Written task
Transcribe the material verbatim in full; the pictures do not belong in the copy.

--- Record list ---

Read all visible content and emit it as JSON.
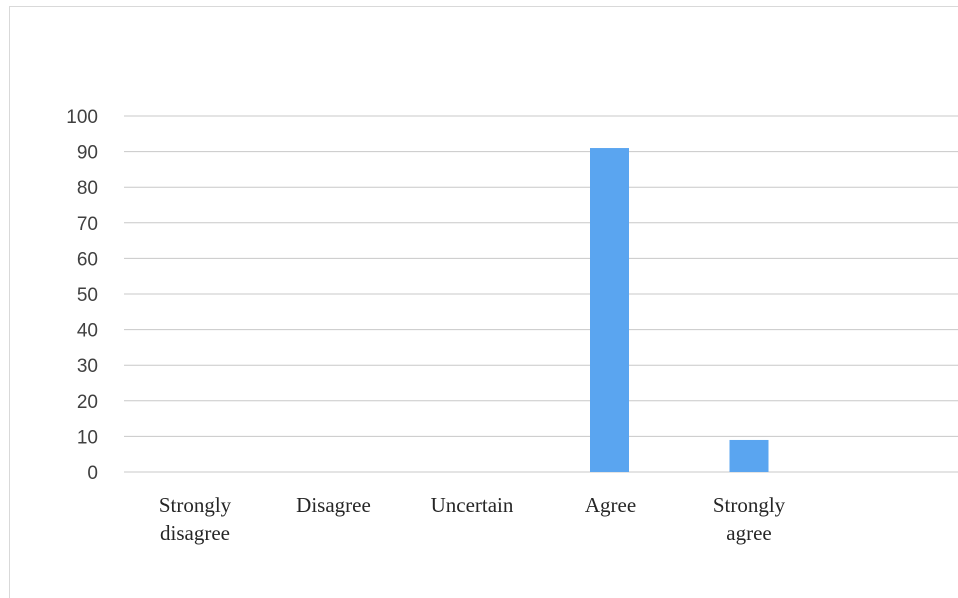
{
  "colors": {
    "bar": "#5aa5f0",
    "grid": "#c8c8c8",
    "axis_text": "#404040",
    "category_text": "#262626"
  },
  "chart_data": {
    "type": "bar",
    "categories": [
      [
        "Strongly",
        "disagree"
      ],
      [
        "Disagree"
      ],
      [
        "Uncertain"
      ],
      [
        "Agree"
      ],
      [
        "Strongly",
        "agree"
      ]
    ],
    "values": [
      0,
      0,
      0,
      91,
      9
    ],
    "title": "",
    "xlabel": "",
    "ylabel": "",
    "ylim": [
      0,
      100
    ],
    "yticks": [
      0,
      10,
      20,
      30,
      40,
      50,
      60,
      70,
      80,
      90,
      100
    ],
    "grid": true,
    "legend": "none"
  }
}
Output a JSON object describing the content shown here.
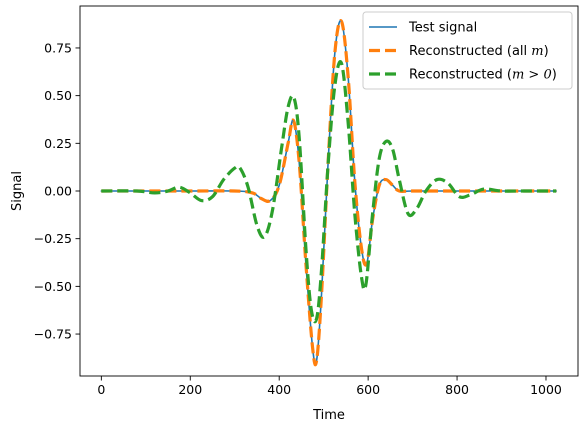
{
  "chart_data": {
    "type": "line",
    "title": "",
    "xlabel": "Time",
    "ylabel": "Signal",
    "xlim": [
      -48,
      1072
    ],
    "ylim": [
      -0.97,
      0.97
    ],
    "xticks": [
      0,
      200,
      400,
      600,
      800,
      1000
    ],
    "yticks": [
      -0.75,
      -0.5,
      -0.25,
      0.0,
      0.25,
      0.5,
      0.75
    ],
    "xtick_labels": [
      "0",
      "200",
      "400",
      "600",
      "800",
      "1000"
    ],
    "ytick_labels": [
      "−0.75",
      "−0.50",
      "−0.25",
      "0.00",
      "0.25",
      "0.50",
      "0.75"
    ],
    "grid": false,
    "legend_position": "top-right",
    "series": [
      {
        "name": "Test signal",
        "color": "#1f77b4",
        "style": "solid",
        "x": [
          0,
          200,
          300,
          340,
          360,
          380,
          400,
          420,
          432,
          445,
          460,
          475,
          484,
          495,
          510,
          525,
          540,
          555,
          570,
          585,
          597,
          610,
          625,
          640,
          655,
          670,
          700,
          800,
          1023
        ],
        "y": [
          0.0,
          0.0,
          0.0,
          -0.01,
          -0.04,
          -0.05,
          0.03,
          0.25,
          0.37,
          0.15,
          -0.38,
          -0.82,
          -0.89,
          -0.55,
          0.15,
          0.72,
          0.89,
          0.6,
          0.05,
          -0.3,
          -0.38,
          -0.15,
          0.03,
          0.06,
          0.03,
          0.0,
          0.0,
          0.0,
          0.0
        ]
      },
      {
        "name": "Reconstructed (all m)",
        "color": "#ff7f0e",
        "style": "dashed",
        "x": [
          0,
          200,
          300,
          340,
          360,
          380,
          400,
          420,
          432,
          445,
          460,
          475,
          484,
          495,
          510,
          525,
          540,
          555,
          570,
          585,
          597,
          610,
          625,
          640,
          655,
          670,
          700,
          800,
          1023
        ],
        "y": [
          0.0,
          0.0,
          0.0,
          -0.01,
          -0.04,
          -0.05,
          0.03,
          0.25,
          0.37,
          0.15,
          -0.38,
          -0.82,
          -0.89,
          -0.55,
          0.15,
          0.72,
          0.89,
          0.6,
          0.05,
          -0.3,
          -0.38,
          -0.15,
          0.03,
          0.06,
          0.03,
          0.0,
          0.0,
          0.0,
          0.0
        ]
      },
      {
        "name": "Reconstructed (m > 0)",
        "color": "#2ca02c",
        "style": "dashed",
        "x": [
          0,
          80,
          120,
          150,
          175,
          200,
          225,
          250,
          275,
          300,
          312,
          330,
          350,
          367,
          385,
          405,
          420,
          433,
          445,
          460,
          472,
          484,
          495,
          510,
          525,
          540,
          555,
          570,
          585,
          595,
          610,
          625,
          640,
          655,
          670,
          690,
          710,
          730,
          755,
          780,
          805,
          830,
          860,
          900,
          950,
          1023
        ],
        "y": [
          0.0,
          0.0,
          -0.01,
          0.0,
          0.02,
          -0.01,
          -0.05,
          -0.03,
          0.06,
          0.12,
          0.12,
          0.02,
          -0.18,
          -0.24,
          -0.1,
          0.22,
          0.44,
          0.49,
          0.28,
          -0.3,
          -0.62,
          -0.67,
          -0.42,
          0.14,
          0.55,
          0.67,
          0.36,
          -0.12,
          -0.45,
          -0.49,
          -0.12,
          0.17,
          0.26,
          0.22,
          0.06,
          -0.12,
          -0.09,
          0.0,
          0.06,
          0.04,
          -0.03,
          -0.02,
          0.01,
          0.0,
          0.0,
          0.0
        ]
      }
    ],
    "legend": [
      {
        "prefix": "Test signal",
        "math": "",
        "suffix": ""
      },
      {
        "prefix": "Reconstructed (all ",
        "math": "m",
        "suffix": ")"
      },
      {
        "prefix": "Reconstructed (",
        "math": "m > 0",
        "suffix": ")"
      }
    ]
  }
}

---

Written solution
Read all visible content and emit it as JSON.
{
  "colors": {
    "bar": "#5aa5f0",
    "grid": "#c8c8c8",
    "axis_text": "#404040",
    "category_text": "#262626"
  },
  "chart_data": {
    "type": "bar",
    "categories": [
      [
        "Strongly",
        "disagree"
      ],
      [
        "Disagree"
      ],
      [
        "Uncertain"
      ],
      [
        "Agree"
      ],
      [
        "Strongly",
        "agree"
      ]
    ],
    "values": [
      0,
      0,
      0,
      91,
      9
    ],
    "title": "",
    "xlabel": "",
    "ylabel": "",
    "ylim": [
      0,
      100
    ],
    "yticks": [
      0,
      10,
      20,
      30,
      40,
      50,
      60,
      70,
      80,
      90,
      100
    ],
    "grid": true,
    "legend": "none"
  }
}
Output a JSON object describing the content shown here.
{
  "chart_data": {
    "type": "line",
    "title": "",
    "xlabel": "Time",
    "ylabel": "Signal",
    "xlim": [
      -48,
      1072
    ],
    "ylim": [
      -0.97,
      0.97
    ],
    "xticks": [
      0,
      200,
      400,
      600,
      800,
      1000
    ],
    "yticks": [
      -0.75,
      -0.5,
      -0.25,
      0.0,
      0.25,
      0.5,
      0.75
    ],
    "xtick_labels": [
      "0",
      "200",
      "400",
      "600",
      "800",
      "1000"
    ],
    "ytick_labels": [
      "−0.75",
      "−0.50",
      "−0.25",
      "0.00",
      "0.25",
      "0.50",
      "0.75"
    ],
    "grid": false,
    "legend_position": "top-right",
    "series": [
      {
        "name": "Test signal",
        "color": "#1f77b4",
        "style": "solid",
        "x": [
          0,
          200,
          300,
          340,
          360,
          380,
          400,
          420,
          432,
          445,
          460,
          475,
          484,
          495,
          510,
          525,
          540,
          555,
          570,
          585,
          597,
          610,
          625,
          640,
          655,
          670,
          700,
          800,
          1023
        ],
        "y": [
          0.0,
          0.0,
          0.0,
          -0.01,
          -0.04,
          -0.05,
          0.03,
          0.25,
          0.37,
          0.15,
          -0.38,
          -0.82,
          -0.89,
          -0.55,
          0.15,
          0.72,
          0.89,
          0.6,
          0.05,
          -0.3,
          -0.38,
          -0.15,
          0.03,
          0.06,
          0.03,
          0.0,
          0.0,
          0.0,
          0.0
        ]
      },
      {
        "name": "Reconstructed (all m)",
        "color": "#ff7f0e",
        "style": "dashed",
        "x": [
          0,
          200,
          300,
          340,
          360,
          380,
          400,
          420,
          432,
          445,
          460,
          475,
          484,
          495,
          510,
          525,
          540,
          555,
          570,
          585,
          597,
          610,
          625,
          640,
          655,
          670,
          700,
          800,
          1023
        ],
        "y": [
          0.0,
          0.0,
          0.0,
          -0.01,
          -0.04,
          -0.05,
          0.03,
          0.25,
          0.37,
          0.15,
          -0.38,
          -0.82,
          -0.89,
          -0.55,
          0.15,
          0.72,
          0.89,
          0.6,
          0.05,
          -0.3,
          -0.38,
          -0.15,
          0.03,
          0.06,
          0.03,
          0.0,
          0.0,
          0.0,
          0.0
        ]
      },
      {
        "name": "Reconstructed (m > 0)",
        "color": "#2ca02c",
        "style": "dashed",
        "x": [
          0,
          80,
          120,
          150,
          175,
          200,
          225,
          250,
          275,
          300,
          312,
          330,
          350,
          367,
          385,
          405,
          420,
          433,
          445,
          460,
          472,
          484,
          495,
          510,
          525,
          540,
          555,
          570,
          585,
          595,
          610,
          625,
          640,
          655,
          670,
          690,
          710,
          730,
          755,
          780,
          805,
          830,
          860,
          900,
          950,
          1023
        ],
        "y": [
          0.0,
          0.0,
          -0.01,
          0.0,
          0.02,
          -0.01,
          -0.05,
          -0.03,
          0.06,
          0.12,
          0.12,
          0.02,
          -0.18,
          -0.24,
          -0.1,
          0.22,
          0.44,
          0.49,
          0.28,
          -0.3,
          -0.62,
          -0.67,
          -0.42,
          0.14,
          0.55,
          0.67,
          0.36,
          -0.12,
          -0.45,
          -0.49,
          -0.12,
          0.17,
          0.26,
          0.22,
          0.06,
          -0.12,
          -0.09,
          0.0,
          0.06,
          0.04,
          -0.03,
          -0.02,
          0.01,
          0.0,
          0.0,
          0.0
        ]
      }
    ],
    "legend": [
      {
        "prefix": "Test signal",
        "math": "",
        "suffix": ""
      },
      {
        "prefix": "Reconstructed (all ",
        "math": "m",
        "suffix": ")"
      },
      {
        "prefix": "Reconstructed (",
        "math": "m > 0",
        "suffix": ")"
      }
    ]
  }
}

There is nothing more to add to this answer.